- **Objective**
Would you return the complete listing below word for word?
⁂
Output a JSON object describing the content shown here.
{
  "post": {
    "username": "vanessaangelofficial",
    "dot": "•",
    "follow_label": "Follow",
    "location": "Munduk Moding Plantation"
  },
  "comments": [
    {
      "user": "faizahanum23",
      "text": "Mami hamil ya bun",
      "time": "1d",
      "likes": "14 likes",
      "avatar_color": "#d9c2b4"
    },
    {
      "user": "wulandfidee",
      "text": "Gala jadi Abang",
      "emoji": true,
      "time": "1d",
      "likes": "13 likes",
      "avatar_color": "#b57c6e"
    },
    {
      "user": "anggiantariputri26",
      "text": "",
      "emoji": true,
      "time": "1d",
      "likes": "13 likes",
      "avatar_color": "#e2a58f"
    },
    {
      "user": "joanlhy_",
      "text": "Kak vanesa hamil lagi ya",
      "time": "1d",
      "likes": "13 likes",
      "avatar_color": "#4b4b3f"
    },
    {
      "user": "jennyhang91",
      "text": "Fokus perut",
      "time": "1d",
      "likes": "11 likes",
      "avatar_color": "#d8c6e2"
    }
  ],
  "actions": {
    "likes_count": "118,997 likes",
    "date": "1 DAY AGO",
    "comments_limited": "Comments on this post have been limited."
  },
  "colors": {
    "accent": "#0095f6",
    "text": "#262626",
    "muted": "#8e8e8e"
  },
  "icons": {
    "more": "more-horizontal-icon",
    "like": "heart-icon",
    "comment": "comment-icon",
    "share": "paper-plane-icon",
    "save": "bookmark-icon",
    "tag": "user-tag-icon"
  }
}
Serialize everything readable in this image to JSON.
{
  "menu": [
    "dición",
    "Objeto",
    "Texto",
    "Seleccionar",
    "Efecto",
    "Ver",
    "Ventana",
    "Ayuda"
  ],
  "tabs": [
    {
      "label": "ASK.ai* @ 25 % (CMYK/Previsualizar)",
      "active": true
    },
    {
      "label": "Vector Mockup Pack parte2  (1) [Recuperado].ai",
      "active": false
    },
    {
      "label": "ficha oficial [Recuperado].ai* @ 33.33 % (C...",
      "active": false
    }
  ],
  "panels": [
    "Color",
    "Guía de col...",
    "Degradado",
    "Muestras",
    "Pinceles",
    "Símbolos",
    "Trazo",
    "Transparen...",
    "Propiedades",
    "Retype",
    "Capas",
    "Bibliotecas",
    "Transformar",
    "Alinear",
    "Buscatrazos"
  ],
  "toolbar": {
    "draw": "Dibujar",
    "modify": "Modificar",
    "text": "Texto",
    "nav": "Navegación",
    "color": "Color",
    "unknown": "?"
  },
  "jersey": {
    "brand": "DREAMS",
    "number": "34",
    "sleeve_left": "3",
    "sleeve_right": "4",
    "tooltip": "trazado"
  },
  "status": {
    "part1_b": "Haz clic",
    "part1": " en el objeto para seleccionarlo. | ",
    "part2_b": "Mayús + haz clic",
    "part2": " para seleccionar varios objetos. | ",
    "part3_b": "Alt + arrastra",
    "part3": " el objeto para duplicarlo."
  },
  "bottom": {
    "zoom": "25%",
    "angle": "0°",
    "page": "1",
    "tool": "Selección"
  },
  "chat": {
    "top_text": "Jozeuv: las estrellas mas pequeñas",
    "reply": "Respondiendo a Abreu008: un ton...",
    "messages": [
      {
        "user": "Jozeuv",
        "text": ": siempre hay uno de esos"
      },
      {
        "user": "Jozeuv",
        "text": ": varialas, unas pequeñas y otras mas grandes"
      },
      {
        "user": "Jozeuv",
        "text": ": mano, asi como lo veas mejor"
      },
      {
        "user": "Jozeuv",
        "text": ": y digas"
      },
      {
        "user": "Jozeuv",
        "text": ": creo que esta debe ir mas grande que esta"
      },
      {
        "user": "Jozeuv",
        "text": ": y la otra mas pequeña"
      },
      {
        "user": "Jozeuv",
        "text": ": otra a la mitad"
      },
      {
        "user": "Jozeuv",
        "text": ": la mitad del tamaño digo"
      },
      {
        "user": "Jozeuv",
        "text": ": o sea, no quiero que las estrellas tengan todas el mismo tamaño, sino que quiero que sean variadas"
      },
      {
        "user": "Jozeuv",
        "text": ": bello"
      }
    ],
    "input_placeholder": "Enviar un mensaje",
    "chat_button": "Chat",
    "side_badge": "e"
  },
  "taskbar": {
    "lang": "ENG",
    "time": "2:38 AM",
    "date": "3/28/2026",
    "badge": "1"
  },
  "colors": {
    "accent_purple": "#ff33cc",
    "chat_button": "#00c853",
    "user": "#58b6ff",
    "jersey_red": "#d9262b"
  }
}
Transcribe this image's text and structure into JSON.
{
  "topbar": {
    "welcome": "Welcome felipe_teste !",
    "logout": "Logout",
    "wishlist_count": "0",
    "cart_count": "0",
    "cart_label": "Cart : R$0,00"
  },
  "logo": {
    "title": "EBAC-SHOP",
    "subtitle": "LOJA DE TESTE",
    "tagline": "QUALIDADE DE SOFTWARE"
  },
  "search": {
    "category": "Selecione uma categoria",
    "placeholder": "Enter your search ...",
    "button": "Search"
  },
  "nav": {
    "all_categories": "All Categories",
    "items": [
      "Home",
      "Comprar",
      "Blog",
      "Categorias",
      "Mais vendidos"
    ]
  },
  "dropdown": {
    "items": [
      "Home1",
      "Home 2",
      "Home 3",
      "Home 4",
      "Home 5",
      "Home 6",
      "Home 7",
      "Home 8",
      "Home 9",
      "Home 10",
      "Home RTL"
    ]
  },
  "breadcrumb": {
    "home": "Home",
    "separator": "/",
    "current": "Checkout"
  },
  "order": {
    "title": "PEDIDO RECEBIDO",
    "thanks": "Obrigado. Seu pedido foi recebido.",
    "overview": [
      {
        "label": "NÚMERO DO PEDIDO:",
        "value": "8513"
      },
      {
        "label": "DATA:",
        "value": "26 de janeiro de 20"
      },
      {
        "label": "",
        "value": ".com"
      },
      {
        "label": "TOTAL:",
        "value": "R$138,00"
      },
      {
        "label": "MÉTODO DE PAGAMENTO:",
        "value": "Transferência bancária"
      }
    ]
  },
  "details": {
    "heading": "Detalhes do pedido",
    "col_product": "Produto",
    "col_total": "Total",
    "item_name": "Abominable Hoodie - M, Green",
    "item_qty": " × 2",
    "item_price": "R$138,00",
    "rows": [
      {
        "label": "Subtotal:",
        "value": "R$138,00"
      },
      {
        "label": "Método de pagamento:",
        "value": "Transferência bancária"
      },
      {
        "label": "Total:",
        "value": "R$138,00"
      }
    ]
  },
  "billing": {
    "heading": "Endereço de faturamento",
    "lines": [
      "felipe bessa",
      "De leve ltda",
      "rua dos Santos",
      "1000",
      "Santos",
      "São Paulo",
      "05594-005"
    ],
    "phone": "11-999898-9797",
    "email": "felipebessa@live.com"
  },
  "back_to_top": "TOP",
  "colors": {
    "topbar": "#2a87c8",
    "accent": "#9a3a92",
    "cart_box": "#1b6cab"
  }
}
⁂
- **Solved exercise**
Output a JSON object describing the content shown here.
{
  "post": {
    "username": "vanessaangelofficial",
    "dot": "•",
    "follow_label": "Follow",
    "location": "Munduk Moding Plantation"
  },
  "comments": [
    {
      "user": "faizahanum23",
      "text": "Mami hamil ya bun",
      "time": "1d",
      "likes": "14 likes",
      "avatar_color": "#d9c2b4"
    },
    {
      "user": "wulandfidee",
      "text": "Gala jadi Abang",
      "emoji": true,
      "time": "1d",
      "likes": "13 likes",
      "avatar_color": "#b57c6e"
    },
    {
      "user": "anggiantariputri26",
      "text": "",
      "emoji": true,
      "time": "1d",
      "likes": "13 likes",
      "avatar_color": "#e2a58f"
    },
    {
      "user": "joanlhy_",
      "text": "Kak vanesa hamil lagi ya",
      "time": "1d",
      "likes": "13 likes",
      "avatar_color": "#4b4b3f"
    },
    {
      "user": "jennyhang91",
      "text": "Fokus perut",
      "time": "1d",
      "likes": "11 likes",
      "avatar_color": "#d8c6e2"
    }
  ],
  "actions": {
    "likes_count": "118,997 likes",
    "date": "1 DAY AGO",
    "comments_limited": "Comments on this post have been limited."
  },
  "colors": {
    "accent": "#0095f6",
    "text": "#262626",
    "muted": "#8e8e8e"
  },
  "icons": {
    "more": "more-horizontal-icon",
    "like": "heart-icon",
    "comment": "comment-icon",
    "share": "paper-plane-icon",
    "save": "bookmark-icon",
    "tag": "user-tag-icon"
  }
}
Serialize everything readable in this image to JSON.
{
  "menu": [
    "dición",
    "Objeto",
    "Texto",
    "Seleccionar",
    "Efecto",
    "Ver",
    "Ventana",
    "Ayuda"
  ],
  "tabs": [
    {
      "label": "ASK.ai* @ 25 % (CMYK/Previsualizar)",
      "active": true
    },
    {
      "label": "Vector Mockup Pack parte2  (1) [Recuperado].ai",
      "active": false
    },
    {
      "label": "ficha oficial [Recuperado].ai* @ 33.33 % (C...",
      "active": false
    }
  ],
  "panels": [
    "Color",
    "Guía de col...",
    "Degradado",
    "Muestras",
    "Pinceles",
    "Símbolos",
    "Trazo",
    "Transparen...",
    "Propiedades",
    "Retype",
    "Capas",
    "Bibliotecas",
    "Transformar",
    "Alinear",
    "Buscatrazos"
  ],
  "toolbar": {
    "draw": "Dibujar",
    "modify": "Modificar",
    "text": "Texto",
    "nav": "Navegación",
    "color": "Color",
    "unknown": "?"
  },
  "jersey": {
    "brand": "DREAMS",
    "number": "34",
    "sleeve_left": "3",
    "sleeve_right": "4",
    "tooltip": "trazado"
  },
  "status": {
    "part1_b": "Haz clic",
    "part1": " en el objeto para seleccionarlo. | ",
    "part2_b": "Mayús + haz clic",
    "part2": " para seleccionar varios objetos. | ",
    "part3_b": "Alt + arrastra",
    "part3": " el objeto para duplicarlo."
  },
  "bottom": {
    "zoom": "25%",
    "angle": "0°",
    "page": "1",
    "tool": "Selección"
  },
  "chat": {
    "top_text": "Jozeuv: las estrellas mas pequeñas",
    "reply": "Respondiendo a Abreu008: un ton...",
    "messages": [
      {
        "user": "Jozeuv",
        "text": ": siempre hay uno de esos"
      },
      {
        "user": "Jozeuv",
        "text": ": varialas, unas pequeñas y otras mas grandes"
      },
      {
        "user": "Jozeuv",
        "text": ": mano, asi como lo veas mejor"
      },
      {
        "user": "Jozeuv",
        "text": ": y digas"
      },
      {
        "user": "Jozeuv",
        "text": ": creo que esta debe ir mas grande que esta"
      },
      {
        "user": "Jozeuv",
        "text": ": y la otra mas pequeña"
      },
      {
        "user": "Jozeuv",
        "text": ": otra a la mitad"
      },
      {
        "user": "Jozeuv",
        "text": ": la mitad del tamaño digo"
      },
      {
        "user": "Jozeuv",
        "text": ": o sea, no quiero que las estrellas tengan todas el mismo tamaño, sino que quiero que sean variadas"
      },
      {
        "user": "Jozeuv",
        "text": ": bello"
      }
    ],
    "input_placeholder": "Enviar un mensaje",
    "chat_button": "Chat",
    "side_badge": "e"
  },
  "taskbar": {
    "lang": "ENG",
    "time": "2:38 AM",
    "date": "3/28/2026",
    "badge": "1"
  },
  "colors": {
    "accent_purple": "#ff33cc",
    "chat_button": "#00c853",
    "user": "#58b6ff",
    "jersey_red": "#d9262b"
  }
}
Transcribe this image's text and structure into JSON.
{
  "topbar": {
    "welcome": "Welcome felipe_teste !",
    "logout": "Logout",
    "wishlist_count": "0",
    "cart_count": "0",
    "cart_label": "Cart : R$0,00"
  },
  "logo": {
    "title": "EBAC-SHOP",
    "subtitle": "LOJA DE TESTE",
    "tagline": "QUALIDADE DE SOFTWARE"
  },
  "search": {
    "category": "Selecione uma categoria",
    "placeholder": "Enter your search ...",
    "button": "Search"
  },
  "nav": {
    "all_categories": "All Categories",
    "items": [
      "Home",
      "Comprar",
      "Blog",
      "Categorias",
      "Mais vendidos"
    ]
  },
  "dropdown": {
    "items": [
      "Home1",
      "Home 2",
      "Home 3",
      "Home 4",
      "Home 5",
      "Home 6",
      "Home 7",
      "Home 8",
      "Home 9",
      "Home 10",
      "Home RTL"
    ]
  },
  "breadcrumb": {
    "home": "Home",
    "separator": "/",
    "current": "Checkout"
  },
  "order": {
    "title": "PEDIDO RECEBIDO",
    "thanks": "Obrigado. Seu pedido foi recebido.",
    "overview": [
      {
        "label": "NÚMERO DO PEDIDO:",
        "value": "8513"
      },
      {
        "label": "DATA:",
        "value": "26 de janeiro de 20"
      },
      {
        "label": "",
        "value": ".com"
      },
      {
        "label": "TOTAL:",
        "value": "R$138,00"
      },
      {
        "label": "MÉTODO DE PAGAMENTO:",
        "value": "Transferência bancária"
      }
    ]
  },
  "details": {
    "heading": "Detalhes do pedido",
    "col_product": "Produto",
    "col_total": "Total",
    "item_name": "Abominable Hoodie - M, Green",
    "item_qty": " × 2",
    "item_price": "R$138,00",
    "rows": [
      {
        "label": "Subtotal:",
        "value": "R$138,00"
      },
      {
        "label": "Método de pagamento:",
        "value": "Transferência bancária"
      },
      {
        "label": "Total:",
        "value": "R$138,00"
      }
    ]
  },
  "billing": {
    "heading": "Endereço de faturamento",
    "lines": [
      "felipe bessa",
      "De leve ltda",
      "rua dos Santos",
      "1000",
      "Santos",
      "São Paulo",
      "05594-005"
    ],
    "phone": "11-999898-9797",
    "email": "felipebessa@live.com"
  },
  "back_to_top": "TOP",
  "colors": {
    "topbar": "#2a87c8",
    "accent": "#9a3a92",
    "cart_box": "#1b6cab"
  }
}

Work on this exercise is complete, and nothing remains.